* Exercise requirements
Repeat the material below exactly, line for line.

Stored items from a collection:
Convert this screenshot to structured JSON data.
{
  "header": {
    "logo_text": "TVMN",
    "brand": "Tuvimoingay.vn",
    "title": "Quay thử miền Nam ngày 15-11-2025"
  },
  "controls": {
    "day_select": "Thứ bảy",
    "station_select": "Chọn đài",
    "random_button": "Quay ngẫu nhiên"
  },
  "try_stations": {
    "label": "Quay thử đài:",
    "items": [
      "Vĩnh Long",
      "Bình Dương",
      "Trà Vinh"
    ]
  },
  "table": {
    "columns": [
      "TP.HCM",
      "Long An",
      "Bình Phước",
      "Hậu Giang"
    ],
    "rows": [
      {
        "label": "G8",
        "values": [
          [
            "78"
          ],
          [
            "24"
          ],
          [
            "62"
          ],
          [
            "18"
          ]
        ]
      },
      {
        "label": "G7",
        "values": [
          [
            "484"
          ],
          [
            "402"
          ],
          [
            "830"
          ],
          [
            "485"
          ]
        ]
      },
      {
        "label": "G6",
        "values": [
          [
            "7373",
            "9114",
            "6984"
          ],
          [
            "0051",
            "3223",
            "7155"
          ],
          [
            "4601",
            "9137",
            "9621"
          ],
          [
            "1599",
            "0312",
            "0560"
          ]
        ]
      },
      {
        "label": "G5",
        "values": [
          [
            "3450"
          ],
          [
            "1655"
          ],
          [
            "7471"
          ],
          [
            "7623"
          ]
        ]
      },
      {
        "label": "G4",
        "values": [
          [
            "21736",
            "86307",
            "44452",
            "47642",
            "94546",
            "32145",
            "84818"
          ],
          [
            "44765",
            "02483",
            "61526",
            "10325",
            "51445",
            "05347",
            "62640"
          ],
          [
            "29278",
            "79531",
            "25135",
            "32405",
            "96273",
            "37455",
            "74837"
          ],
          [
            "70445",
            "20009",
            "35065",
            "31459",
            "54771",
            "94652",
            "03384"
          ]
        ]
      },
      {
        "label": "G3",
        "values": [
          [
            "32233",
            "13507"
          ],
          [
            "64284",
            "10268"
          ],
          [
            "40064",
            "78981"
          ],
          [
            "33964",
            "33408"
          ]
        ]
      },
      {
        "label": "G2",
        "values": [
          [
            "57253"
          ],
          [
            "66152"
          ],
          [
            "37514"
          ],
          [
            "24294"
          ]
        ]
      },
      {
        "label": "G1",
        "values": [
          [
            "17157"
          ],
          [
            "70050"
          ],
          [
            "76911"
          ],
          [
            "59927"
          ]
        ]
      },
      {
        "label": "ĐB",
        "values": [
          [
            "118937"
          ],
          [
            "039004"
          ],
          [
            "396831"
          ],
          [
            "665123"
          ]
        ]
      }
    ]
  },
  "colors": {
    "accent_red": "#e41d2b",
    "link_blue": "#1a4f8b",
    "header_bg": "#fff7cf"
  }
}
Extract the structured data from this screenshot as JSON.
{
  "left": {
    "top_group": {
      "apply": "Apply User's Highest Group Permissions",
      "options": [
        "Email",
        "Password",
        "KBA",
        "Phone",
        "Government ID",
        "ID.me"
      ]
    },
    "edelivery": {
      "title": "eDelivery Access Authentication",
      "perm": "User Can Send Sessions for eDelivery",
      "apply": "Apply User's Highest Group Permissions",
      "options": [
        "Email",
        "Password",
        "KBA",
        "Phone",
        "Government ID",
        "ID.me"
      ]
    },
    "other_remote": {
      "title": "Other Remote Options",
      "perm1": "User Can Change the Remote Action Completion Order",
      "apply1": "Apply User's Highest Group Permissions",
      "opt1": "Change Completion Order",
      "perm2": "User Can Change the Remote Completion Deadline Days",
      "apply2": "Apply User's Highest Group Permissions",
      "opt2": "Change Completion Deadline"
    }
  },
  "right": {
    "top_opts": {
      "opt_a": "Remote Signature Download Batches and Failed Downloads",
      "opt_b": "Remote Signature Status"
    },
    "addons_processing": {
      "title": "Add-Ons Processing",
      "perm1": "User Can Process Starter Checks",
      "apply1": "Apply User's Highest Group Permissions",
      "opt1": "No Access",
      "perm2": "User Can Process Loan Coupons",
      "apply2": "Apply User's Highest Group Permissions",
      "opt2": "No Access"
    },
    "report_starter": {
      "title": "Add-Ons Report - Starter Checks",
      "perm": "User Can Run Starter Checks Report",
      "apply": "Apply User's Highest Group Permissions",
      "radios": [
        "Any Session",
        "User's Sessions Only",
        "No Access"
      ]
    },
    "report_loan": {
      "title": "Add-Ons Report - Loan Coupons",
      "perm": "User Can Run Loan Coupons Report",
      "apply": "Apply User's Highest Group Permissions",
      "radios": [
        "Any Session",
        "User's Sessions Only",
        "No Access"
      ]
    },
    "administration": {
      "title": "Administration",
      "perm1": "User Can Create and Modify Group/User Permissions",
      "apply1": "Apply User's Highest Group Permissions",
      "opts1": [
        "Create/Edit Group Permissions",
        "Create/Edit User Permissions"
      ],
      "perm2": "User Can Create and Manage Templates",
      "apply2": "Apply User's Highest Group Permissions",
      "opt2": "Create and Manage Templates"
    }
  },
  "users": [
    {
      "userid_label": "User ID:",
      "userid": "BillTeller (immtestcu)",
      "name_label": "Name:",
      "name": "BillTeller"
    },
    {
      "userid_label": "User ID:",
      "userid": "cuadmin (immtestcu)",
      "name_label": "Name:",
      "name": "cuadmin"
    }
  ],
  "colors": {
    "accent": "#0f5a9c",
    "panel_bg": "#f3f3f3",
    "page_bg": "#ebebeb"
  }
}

* Result below
Convert this screenshot to structured JSON data.
{
  "header": {
    "logo_text": "TVMN",
    "brand": "Tuvimoingay.vn",
    "title": "Quay thử miền Nam ngày 15-11-2025"
  },
  "controls": {
    "day_select": "Thứ bảy",
    "station_select": "Chọn đài",
    "random_button": "Quay ngẫu nhiên"
  },
  "try_stations": {
    "label": "Quay thử đài:",
    "items": [
      "Vĩnh Long",
      "Bình Dương",
      "Trà Vinh"
    ]
  },
  "table": {
    "columns": [
      "TP.HCM",
      "Long An",
      "Bình Phước",
      "Hậu Giang"
    ],
    "rows": [
      {
        "label": "G8",
        "values": [
          [
            "78"
          ],
          [
            "24"
          ],
          [
            "62"
          ],
          [
            "18"
          ]
        ]
      },
      {
        "label": "G7",
        "values": [
          [
            "484"
          ],
          [
            "402"
          ],
          [
            "830"
          ],
          [
            "485"
          ]
        ]
      },
      {
        "label": "G6",
        "values": [
          [
            "7373",
            "9114",
            "6984"
          ],
          [
            "0051",
            "3223",
            "7155"
          ],
          [
            "4601",
            "9137",
            "9621"
          ],
          [
            "1599",
            "0312",
            "0560"
          ]
        ]
      },
      {
        "label": "G5",
        "values": [
          [
            "3450"
          ],
          [
            "1655"
          ],
          [
            "7471"
          ],
          [
            "7623"
          ]
        ]
      },
      {
        "label": "G4",
        "values": [
          [
            "21736",
            "86307",
            "44452",
            "47642",
            "94546",
            "32145",
            "84818"
          ],
          [
            "44765",
            "02483",
            "61526",
            "10325",
            "51445",
            "05347",
            "62640"
          ],
          [
            "29278",
            "79531",
            "25135",
            "32405",
            "96273",
            "37455",
            "74837"
          ],
          [
            "70445",
            "20009",
            "35065",
            "31459",
            "54771",
            "94652",
            "03384"
          ]
        ]
      },
      {
        "label": "G3",
        "values": [
          [
            "32233",
            "13507"
          ],
          [
            "64284",
            "10268"
          ],
          [
            "40064",
            "78981"
          ],
          [
            "33964",
            "33408"
          ]
        ]
      },
      {
        "label": "G2",
        "values": [
          [
            "57253"
          ],
          [
            "66152"
          ],
          [
            "37514"
          ],
          [
            "24294"
          ]
        ]
      },
      {
        "label": "G1",
        "values": [
          [
            "17157"
          ],
          [
            "70050"
          ],
          [
            "76911"
          ],
          [
            "59927"
          ]
        ]
      },
      {
        "label": "ĐB",
        "values": [
          [
            "118937"
          ],
          [
            "039004"
          ],
          [
            "396831"
          ],
          [
            "665123"
          ]
        ]
      }
    ]
  },
  "colors": {
    "accent_red": "#e41d2b",
    "link_blue": "#1a4f8b",
    "header_bg": "#fff7cf"
  }
}
Extract the structured data from this screenshot as JSON.
{
  "left": {
    "top_group": {
      "apply": "Apply User's Highest Group Permissions",
      "options": [
        "Email",
        "Password",
        "KBA",
        "Phone",
        "Government ID",
        "ID.me"
      ]
    },
    "edelivery": {
      "title": "eDelivery Access Authentication",
      "perm": "User Can Send Sessions for eDelivery",
      "apply": "Apply User's Highest Group Permissions",
      "options": [
        "Email",
        "Password",
        "KBA",
        "Phone",
        "Government ID",
        "ID.me"
      ]
    },
    "other_remote": {
      "title": "Other Remote Options",
      "perm1": "User Can Change the Remote Action Completion Order",
      "apply1": "Apply User's Highest Group Permissions",
      "opt1": "Change Completion Order",
      "perm2": "User Can Change the Remote Completion Deadline Days",
      "apply2": "Apply User's Highest Group Permissions",
      "opt2": "Change Completion Deadline"
    }
  },
  "right": {
    "top_opts": {
      "opt_a": "Remote Signature Download Batches and Failed Downloads",
      "opt_b": "Remote Signature Status"
    },
    "addons_processing": {
      "title": "Add-Ons Processing",
      "perm1": "User Can Process Starter Checks",
      "apply1": "Apply User's Highest Group Permissions",
      "opt1": "No Access",
      "perm2": "User Can Process Loan Coupons",
      "apply2": "Apply User's Highest Group Permissions",
      "opt2": "No Access"
    },
    "report_starter": {
      "title": "Add-Ons Report - Starter Checks",
      "perm": "User Can Run Starter Checks Report",
      "apply": "Apply User's Highest Group Permissions",
      "radios": [
        "Any Session",
        "User's Sessions Only",
        "No Access"
      ]
    },
    "report_loan": {
      "title": "Add-Ons Report - Loan Coupons",
      "perm": "User Can Run Loan Coupons Report",
      "apply": "Apply User's Highest Group Permissions",
      "radios": [
        "Any Session",
        "User's Sessions Only",
        "No Access"
      ]
    },
    "administration": {
      "title": "Administration",
      "perm1": "User Can Create and Modify Group/User Permissions",
      "apply1": "Apply User's Highest Group Permissions",
      "opts1": [
        "Create/Edit Group Permissions",
        "Create/Edit User Permissions"
      ],
      "perm2": "User Can Create and Manage Templates",
      "apply2": "Apply User's Highest Group Permissions",
      "opt2": "Create and Manage Templates"
    }
  },
  "users": [
    {
      "userid_label": "User ID:",
      "userid": "BillTeller (immtestcu)",
      "name_label": "Name:",
      "name": "BillTeller"
    },
    {
      "userid_label": "User ID:",
      "userid": "cuadmin (immtestcu)",
      "name_label": "Name:",
      "name": "cuadmin"
    }
  ],
  "colors": {
    "accent": "#0f5a9c",
    "panel_bg": "#f3f3f3",
    "page_bg": "#ebebeb"
  }
}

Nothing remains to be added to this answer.